[begin RECORDS FOR THE EXERCISE]

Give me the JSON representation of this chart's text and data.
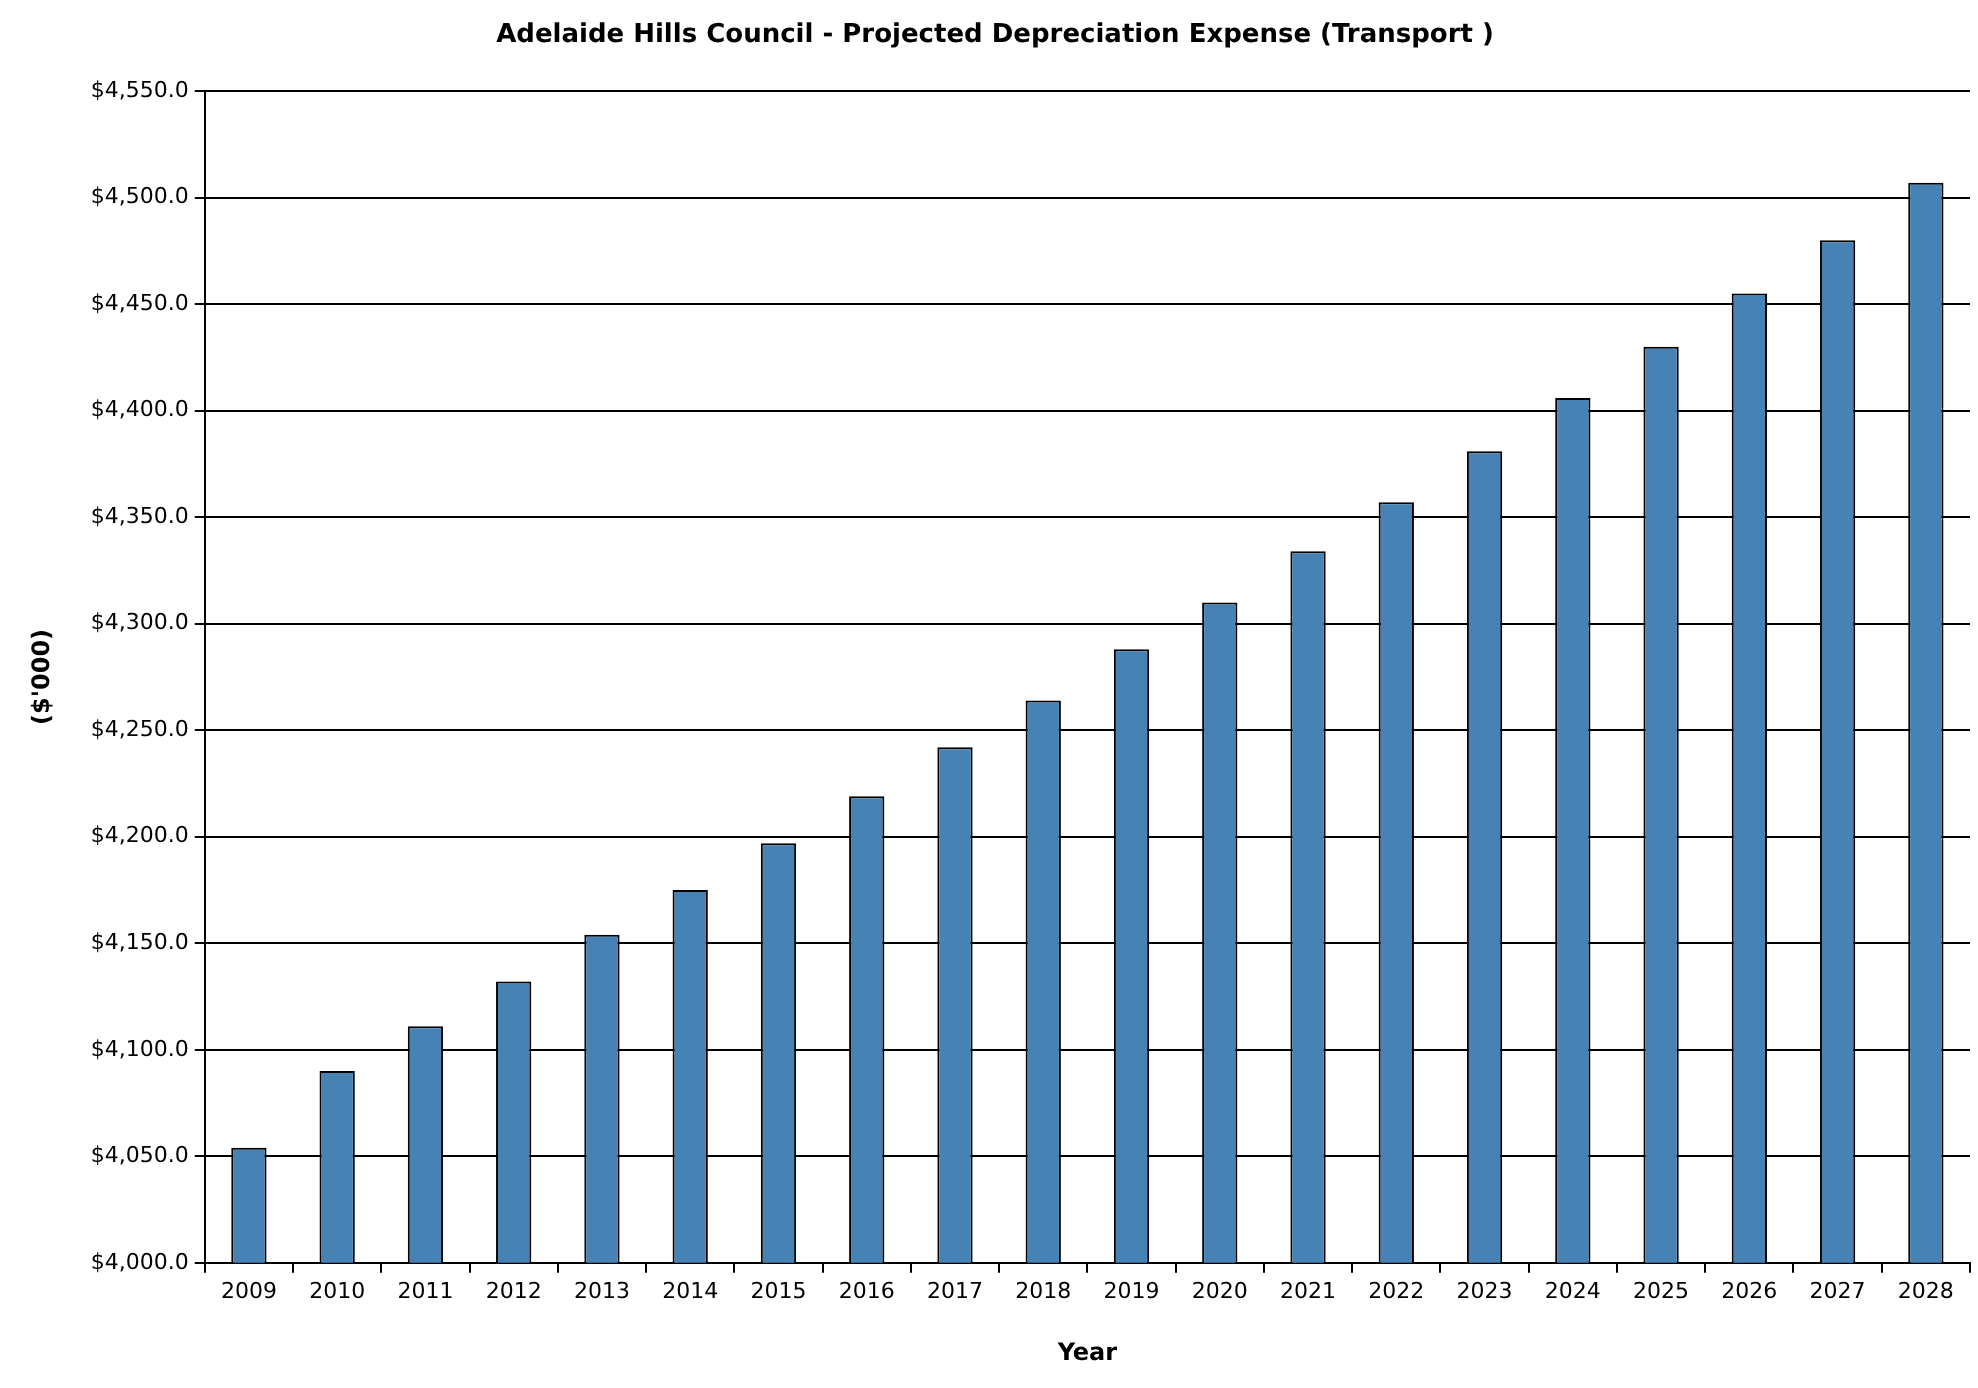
{
  "chart_data": {
    "type": "bar",
    "title": "Adelaide Hills Council - Projected Depreciation Expense (Transport )",
    "xlabel": "Year",
    "ylabel": "($'000)",
    "categories": [
      "2009",
      "2010",
      "2011",
      "2012",
      "2013",
      "2014",
      "2015",
      "2016",
      "2017",
      "2018",
      "2019",
      "2020",
      "2021",
      "2022",
      "2023",
      "2024",
      "2025",
      "2026",
      "2027",
      "2028"
    ],
    "values": [
      4054,
      4090,
      4111,
      4132,
      4154,
      4175,
      4197,
      4219,
      4242,
      4264,
      4288,
      4310,
      4334,
      4357,
      4381,
      4406,
      4430,
      4455,
      4480,
      4507
    ],
    "color": "#4682b4",
    "ylim": [
      4000,
      4550
    ],
    "yticks": [
      {
        "value": 4000,
        "label": "$4,000.0"
      },
      {
        "value": 4050,
        "label": "$4,050.0"
      },
      {
        "value": 4100,
        "label": "$4,100.0"
      },
      {
        "value": 4150,
        "label": "$4,150.0"
      },
      {
        "value": 4200,
        "label": "$4,200.0"
      },
      {
        "value": 4250,
        "label": "$4,250.0"
      },
      {
        "value": 4300,
        "label": "$4,300.0"
      },
      {
        "value": 4350,
        "label": "$4,350.0"
      },
      {
        "value": 4400,
        "label": "$4,400.0"
      },
      {
        "value": 4450,
        "label": "$4,450.0"
      },
      {
        "value": 4500,
        "label": "$4,500.0"
      },
      {
        "value": 4550,
        "label": "$4,550.0"
      }
    ],
    "grid": "y",
    "legend": false
  }
}
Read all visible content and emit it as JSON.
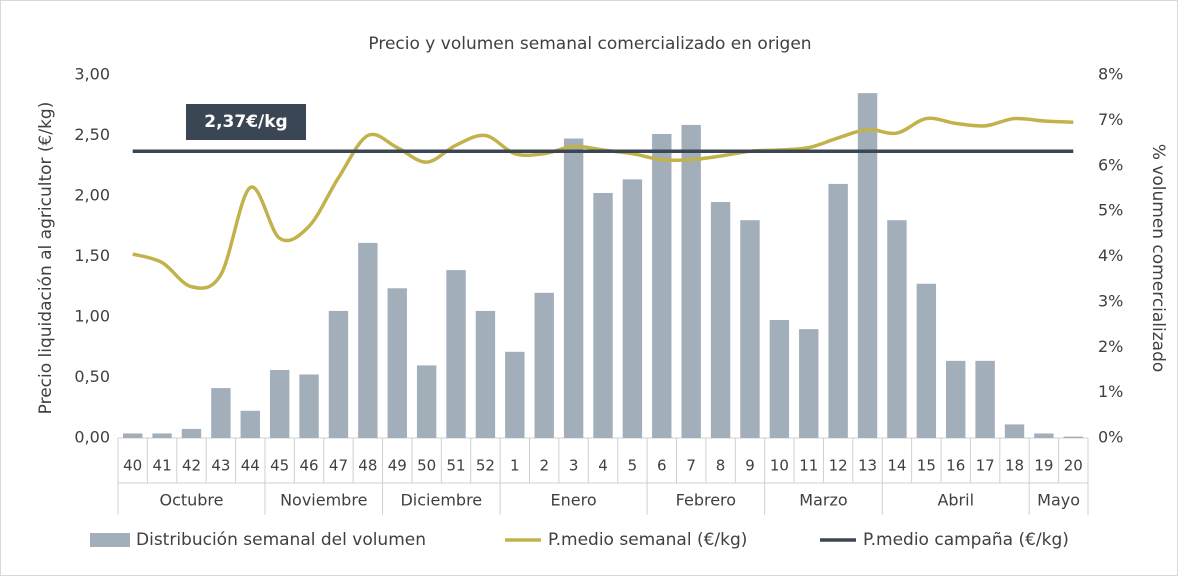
{
  "chart_data": {
    "type": "combo",
    "title": "Precio y volumen semanal comercializado en origen",
    "y_label": "Precio liquidación al agricultor (€/kg)",
    "y2_label": "% volumen comercializado",
    "categories": [
      "40",
      "41",
      "42",
      "43",
      "44",
      "45",
      "46",
      "47",
      "48",
      "49",
      "50",
      "51",
      "52",
      "1",
      "2",
      "3",
      "4",
      "5",
      "6",
      "7",
      "8",
      "9",
      "10",
      "11",
      "12",
      "13",
      "14",
      "15",
      "16",
      "17",
      "18",
      "19",
      "20"
    ],
    "groups": [
      {
        "label": "Octubre",
        "span": 5
      },
      {
        "label": "Noviembre",
        "span": 4
      },
      {
        "label": "Diciembre",
        "span": 4
      },
      {
        "label": "Enero",
        "span": 5
      },
      {
        "label": "Febrero",
        "span": 4
      },
      {
        "label": "Marzo",
        "span": 4
      },
      {
        "label": "Abril",
        "span": 5
      },
      {
        "label": "Mayo",
        "span": 2
      }
    ],
    "series": [
      {
        "name": "Distribución semanal del volumen",
        "type": "bar",
        "axis": "y2",
        "color": "#a3aebb",
        "values": [
          0.1,
          0.1,
          0.2,
          1.1,
          0.6,
          1.5,
          1.4,
          2.8,
          4.3,
          3.3,
          1.6,
          3.7,
          2.8,
          1.9,
          3.2,
          6.6,
          5.4,
          5.7,
          6.7,
          6.9,
          5.2,
          4.8,
          2.6,
          2.4,
          5.6,
          7.6,
          4.8,
          3.4,
          1.7,
          1.7,
          0.3,
          0.1,
          0.03
        ]
      },
      {
        "name": "P.medio semanal (€/kg)",
        "type": "line",
        "axis": "y",
        "color": "#c2b24b",
        "values": [
          1.52,
          1.45,
          1.25,
          1.35,
          2.07,
          1.65,
          1.75,
          2.15,
          2.5,
          2.4,
          2.28,
          2.42,
          2.5,
          2.35,
          2.35,
          2.41,
          2.38,
          2.35,
          2.3,
          2.3,
          2.33,
          2.37,
          2.38,
          2.4,
          2.48,
          2.55,
          2.52,
          2.64,
          2.6,
          2.58,
          2.64,
          2.62,
          2.61
        ]
      },
      {
        "name": "P.medio campaña (€/kg)",
        "type": "hline",
        "axis": "y",
        "color": "#3b4655",
        "value": 2.37,
        "value_label": "2,37€/kg"
      }
    ],
    "ylim": [
      0,
      3
    ],
    "yticks": [
      {
        "value": 0,
        "label": "0,00"
      },
      {
        "value": 0.5,
        "label": "0,50"
      },
      {
        "value": 1,
        "label": "1,00"
      },
      {
        "value": 1.5,
        "label": "1,50"
      },
      {
        "value": 2,
        "label": "2,00"
      },
      {
        "value": 2.5,
        "label": "2,50"
      },
      {
        "value": 3,
        "label": "3,00"
      }
    ],
    "y2lim": [
      0,
      8
    ],
    "y2ticks": [
      {
        "value": 0,
        "label": "0%"
      },
      {
        "value": 1,
        "label": "1%"
      },
      {
        "value": 2,
        "label": "2%"
      },
      {
        "value": 3,
        "label": "3%"
      },
      {
        "value": 4,
        "label": "4%"
      },
      {
        "value": 5,
        "label": "5%"
      },
      {
        "value": 6,
        "label": "6%"
      },
      {
        "value": 7,
        "label": "7%"
      },
      {
        "value": 8,
        "label": "8%"
      }
    ],
    "grid": false,
    "legend": "bottom"
  }
}
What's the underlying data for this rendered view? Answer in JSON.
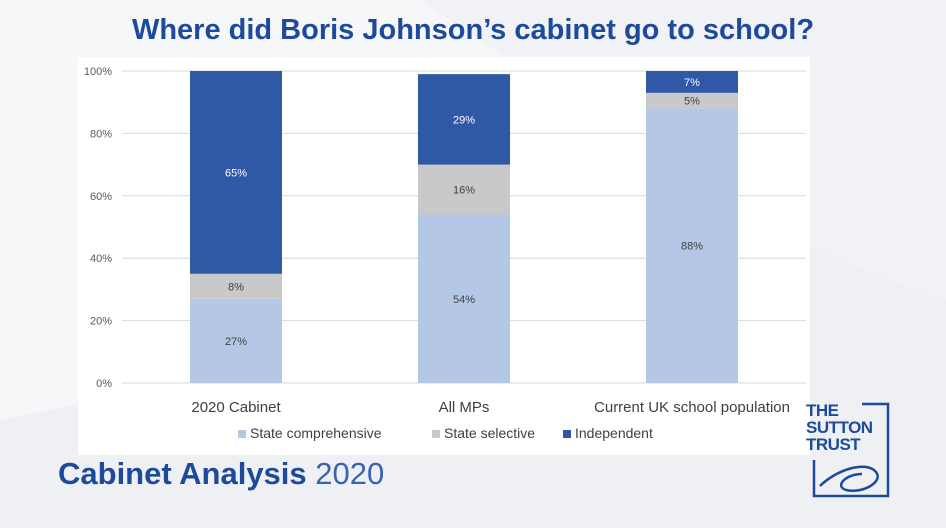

[end RECORDS FOR THE EXERCISE]

Every entry must be reproduced exactly, with the images left out.

### WRITTEN SOLUTION
Give me the JSON representation of this chart's text and data.
{
  "chart_data": {
    "type": "bar",
    "title": "Adelaide Hills Council - Projected Depreciation Expense (Transport )",
    "xlabel": "Year",
    "ylabel": "($'000)",
    "categories": [
      "2009",
      "2010",
      "2011",
      "2012",
      "2013",
      "2014",
      "2015",
      "2016",
      "2017",
      "2018",
      "2019",
      "2020",
      "2021",
      "2022",
      "2023",
      "2024",
      "2025",
      "2026",
      "2027",
      "2028"
    ],
    "values": [
      4054,
      4090,
      4111,
      4132,
      4154,
      4175,
      4197,
      4219,
      4242,
      4264,
      4288,
      4310,
      4334,
      4357,
      4381,
      4406,
      4430,
      4455,
      4480,
      4507
    ],
    "color": "#4682b4",
    "ylim": [
      4000,
      4550
    ],
    "yticks": [
      {
        "value": 4000,
        "label": "$4,000.0"
      },
      {
        "value": 4050,
        "label": "$4,050.0"
      },
      {
        "value": 4100,
        "label": "$4,100.0"
      },
      {
        "value": 4150,
        "label": "$4,150.0"
      },
      {
        "value": 4200,
        "label": "$4,200.0"
      },
      {
        "value": 4250,
        "label": "$4,250.0"
      },
      {
        "value": 4300,
        "label": "$4,300.0"
      },
      {
        "value": 4350,
        "label": "$4,350.0"
      },
      {
        "value": 4400,
        "label": "$4,400.0"
      },
      {
        "value": 4450,
        "label": "$4,450.0"
      },
      {
        "value": 4500,
        "label": "$4,500.0"
      },
      {
        "value": 4550,
        "label": "$4,550.0"
      }
    ],
    "grid": "y",
    "legend": false
  }
}
Read all visible content and emit it as JSON.
{
  "chart_data": {
    "type": "combo",
    "title": "Precio y volumen semanal comercializado en origen",
    "y_label": "Precio liquidación al agricultor (€/kg)",
    "y2_label": "% volumen comercializado",
    "categories": [
      "40",
      "41",
      "42",
      "43",
      "44",
      "45",
      "46",
      "47",
      "48",
      "49",
      "50",
      "51",
      "52",
      "1",
      "2",
      "3",
      "4",
      "5",
      "6",
      "7",
      "8",
      "9",
      "10",
      "11",
      "12",
      "13",
      "14",
      "15",
      "16",
      "17",
      "18",
      "19",
      "20"
    ],
    "groups": [
      {
        "label": "Octubre",
        "span": 5
      },
      {
        "label": "Noviembre",
        "span": 4
      },
      {
        "label": "Diciembre",
        "span": 4
      },
      {
        "label": "Enero",
        "span": 5
      },
      {
        "label": "Febrero",
        "span": 4
      },
      {
        "label": "Marzo",
        "span": 4
      },
      {
        "label": "Abril",
        "span": 5
      },
      {
        "label": "Mayo",
        "span": 2
      }
    ],
    "series": [
      {
        "name": "Distribución semanal del volumen",
        "type": "bar",
        "axis": "y2",
        "color": "#a3aebb",
        "values": [
          0.1,
          0.1,
          0.2,
          1.1,
          0.6,
          1.5,
          1.4,
          2.8,
          4.3,
          3.3,
          1.6,
          3.7,
          2.8,
          1.9,
          3.2,
          6.6,
          5.4,
          5.7,
          6.7,
          6.9,
          5.2,
          4.8,
          2.6,
          2.4,
          5.6,
          7.6,
          4.8,
          3.4,
          1.7,
          1.7,
          0.3,
          0.1,
          0.03
        ]
      },
      {
        "name": "P.medio semanal (€/kg)",
        "type": "line",
        "axis": "y",
        "color": "#c2b24b",
        "values": [
          1.52,
          1.45,
          1.25,
          1.35,
          2.07,
          1.65,
          1.75,
          2.15,
          2.5,
          2.4,
          2.28,
          2.42,
          2.5,
          2.35,
          2.35,
          2.41,
          2.38,
          2.35,
          2.3,
          2.3,
          2.33,
          2.37,
          2.38,
          2.4,
          2.48,
          2.55,
          2.52,
          2.64,
          2.6,
          2.58,
          2.64,
          2.62,
          2.61
        ]
      },
      {
        "name": "P.medio campaña (€/kg)",
        "type": "hline",
        "axis": "y",
        "color": "#3b4655",
        "value": 2.37,
        "value_label": "2,37€/kg"
      }
    ],
    "ylim": [
      0,
      3
    ],
    "yticks": [
      {
        "value": 0,
        "label": "0,00"
      },
      {
        "value": 0.5,
        "label": "0,50"
      },
      {
        "value": 1,
        "label": "1,00"
      },
      {
        "value": 1.5,
        "label": "1,50"
      },
      {
        "value": 2,
        "label": "2,00"
      },
      {
        "value": 2.5,
        "label": "2,50"
      },
      {
        "value": 3,
        "label": "3,00"
      }
    ],
    "y2lim": [
      0,
      8
    ],
    "y2ticks": [
      {
        "value": 0,
        "label": "0%"
      },
      {
        "value": 1,
        "label": "1%"
      },
      {
        "value": 2,
        "label": "2%"
      },
      {
        "value": 3,
        "label": "3%"
      },
      {
        "value": 4,
        "label": "4%"
      },
      {
        "value": 5,
        "label": "5%"
      },
      {
        "value": 6,
        "label": "6%"
      },
      {
        "value": 7,
        "label": "7%"
      },
      {
        "value": 8,
        "label": "8%"
      }
    ],
    "grid": false,
    "legend": "bottom"
  }
}
What's the underlying data for this rendered view? Answer in JSON.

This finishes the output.